TASK STATEMENT:
Give an exact copy of every line, leaving images out.

(Collection entries)

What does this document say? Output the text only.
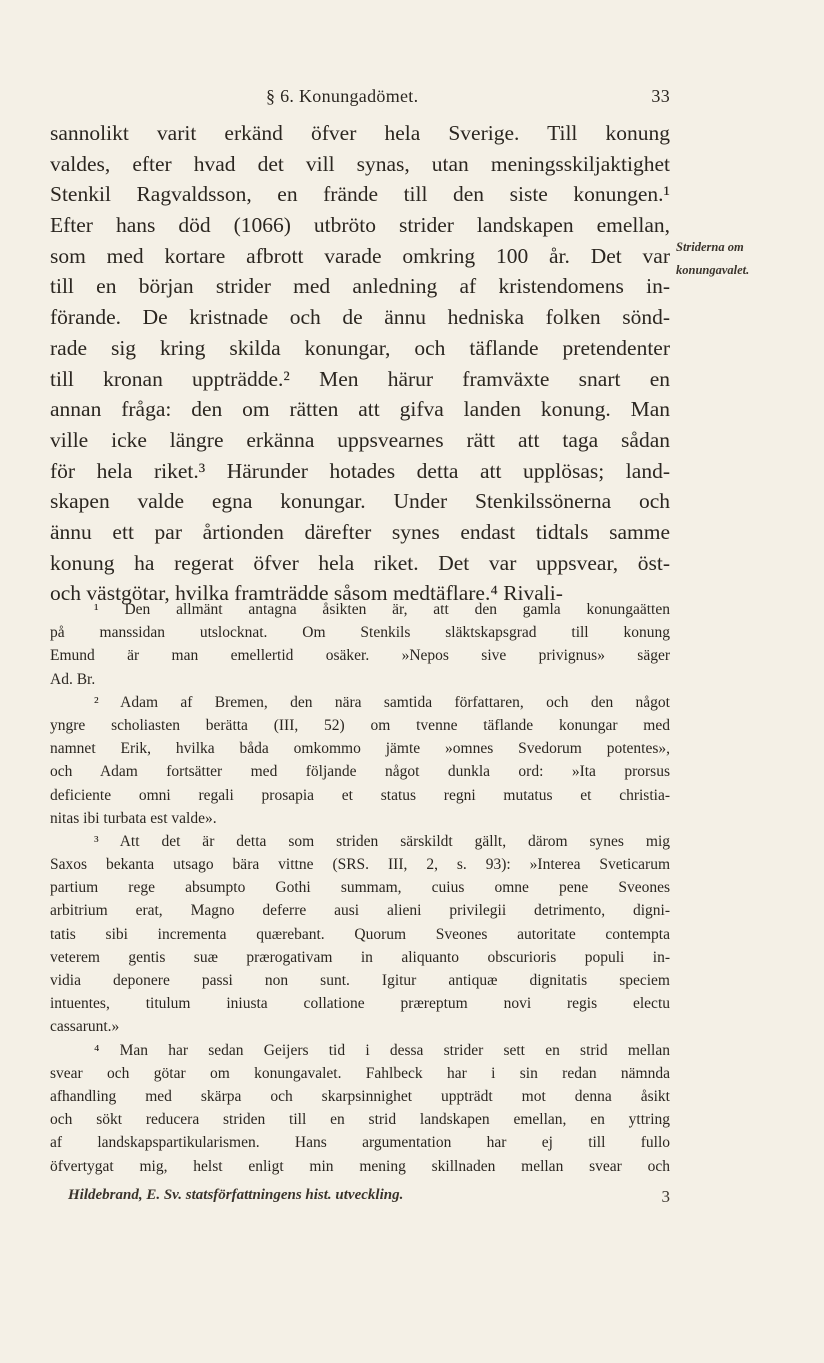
§ 6. Konungadömet.	33
sannolikt varit erkänd öfver hela Sverige. Till konung
valdes, efter hvad det vill synas, utan meningsskiljaktighet
Stenkil Ragvaldsson, en frände till den siste konungen.¹
Efter hans död (1066) utbröto strider landskapen emellan,
som med kortare afbrott varade omkring 100 år. Det var
till en början strider med anledning af kristendomens in-
förande. De kristnade och de ännu hedniska folken sönd-
rade sig kring skilda konungar, och täflande pretendenter
till kronan uppträdde.² Men härur framväxte snart en
annan fråga: den om rätten att gifva landen konung. Man
ville icke längre erkänna uppsvearnes rätt att taga sådan
för hela riket.³ Härunder hotades detta att upplösas; land-
skapen valde egna konungar. Under Stenkilssönerna och
ännu ett par årtionden därefter synes endast tidtals samme
konung ha regerat öfver hela riket. Det var uppsvear, öst-
och västgötar, hvilka framträdde såsom medtäflare.⁴ Rivali-
Striderna om
konungavalet.
¹ Den allmänt antagna åsikten är, att den gamla konungaätten
på manssidan utslocknat. Om Stenkils släktskapsgrad till konung
Emund är man emellertid osäker. »Nepos sive privignus» säger
Ad. Br.
² Adam af Bremen, den nära samtida författaren, och den något
yngre scholiasten berätta (III, 52) om tvenne täflande konungar med
namnet Erik, hvilka båda omkommo jämte »omnes Svedorum potentes»,
och Adam fortsätter med följande något dunkla ord: »Ita prorsus
deficiente omni regali prosapia et status regni mutatus et christia-
nitas ibi turbata est valde».
³ Att det är detta som striden särskildt gällt, därom synes mig
Saxos bekanta utsago bära vittne (SRS. III, 2, s. 93): »Interea Sveticarum
partium rege absumpto Gothi summam, cuius omne pene Sveones
arbitrium erat, Magno deferre ausi alieni privilegii detrimento, digni-
tatis sibi incrementa quærebant. Quorum Sveones autoritate contempta
veterem gentis suæ prærogativam in aliquanto obscurioris populi in-
vidia deponere passi non sunt. Igitur antiquæ dignitatis speciem
intuentes, titulum iniusta collatione præreptum novi regis electu
cassarunt.»
⁴ Man har sedan Geijers tid i dessa strider sett en strid mellan
svear och götar om konungavalet. Fahlbeck har i sin redan nämnda
afhandling med skärpa och skarpsinnighet uppträdt mot denna åsikt
och sökt reducera striden till en strid landskapen emellan, en yttring
af landskapspartikularismen. Hans argumentation har ej till fullo
öfvertygat mig, helst enligt min mening skillnaden mellan svear och
Hildebrand, E. Sv. statsförfattningens hist. utveckling.	3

SOLUTION TO THE EXERCISE:
What does this document say? Output the text only.
§ 6. Konungadömet.	33
sannolikt varit erkänd öfver hela Sverige. Till konung
valdes, efter hvad det vill synas, utan meningsskiljaktighet
Stenkil Ragvaldsson, en frände till den siste konungen.¹
Efter hans död (1066) utbröto strider landskapen emellan,
som med kortare afbrott varade omkring 100 år. Det var
till en början strider med anledning af kristendomens in-
förande. De kristnade och de ännu hedniska folken sönd-
rade sig kring skilda konungar, och täflande pretendenter
till kronan uppträdde.² Men härur framväxte snart en
annan fråga: den om rätten att gifva landen konung. Man
ville icke längre erkänna uppsvearnes rätt att taga sådan
för hela riket.³ Härunder hotades detta att upplösas; land-
skapen valde egna konungar. Under Stenkilssönerna och
ännu ett par årtionden därefter synes endast tidtals samme
konung ha regerat öfver hela riket. Det var uppsvear, öst-
och västgötar, hvilka framträdde såsom medtäflare.⁴ Rivali-
Striderna om
konungavalet.
¹ Den allmänt antagna åsikten är, att den gamla konungaätten
på manssidan utslocknat. Om Stenkils släktskapsgrad till konung
Emund är man emellertid osäker. »Nepos sive privignus» säger
Ad. Br.
² Adam af Bremen, den nära samtida författaren, och den något
yngre scholiasten berätta (III, 52) om tvenne täflande konungar med
namnet Erik, hvilka båda omkommo jämte »omnes Svedorum potentes»,
och Adam fortsätter med följande något dunkla ord: »Ita prorsus
deficiente omni regali prosapia et status regni mutatus et christia-
nitas ibi turbata est valde».
³ Att det är detta som striden särskildt gällt, därom synes mig
Saxos bekanta utsago bära vittne (SRS. III, 2, s. 93): »Interea Sveticarum
partium rege absumpto Gothi summam, cuius omne pene Sveones
arbitrium erat, Magno deferre ausi alieni privilegii detrimento, digni-
tatis sibi incrementa quærebant. Quorum Sveones autoritate contempta
veterem gentis suæ prærogativam in aliquanto obscurioris populi in-
vidia deponere passi non sunt. Igitur antiquæ dignitatis speciem
intuentes, titulum iniusta collatione præreptum novi regis electu
cassarunt.»
⁴ Man har sedan Geijers tid i dessa strider sett en strid mellan
svear och götar om konungavalet. Fahlbeck har i sin redan nämnda
afhandling med skärpa och skarpsinnighet uppträdt mot denna åsikt
och sökt reducera striden till en strid landskapen emellan, en yttring
af landskapspartikularismen. Hans argumentation har ej till fullo
öfvertygat mig, helst enligt min mening skillnaden mellan svear och
Hildebrand, E. Sv. statsförfattningens hist. utveckling.	3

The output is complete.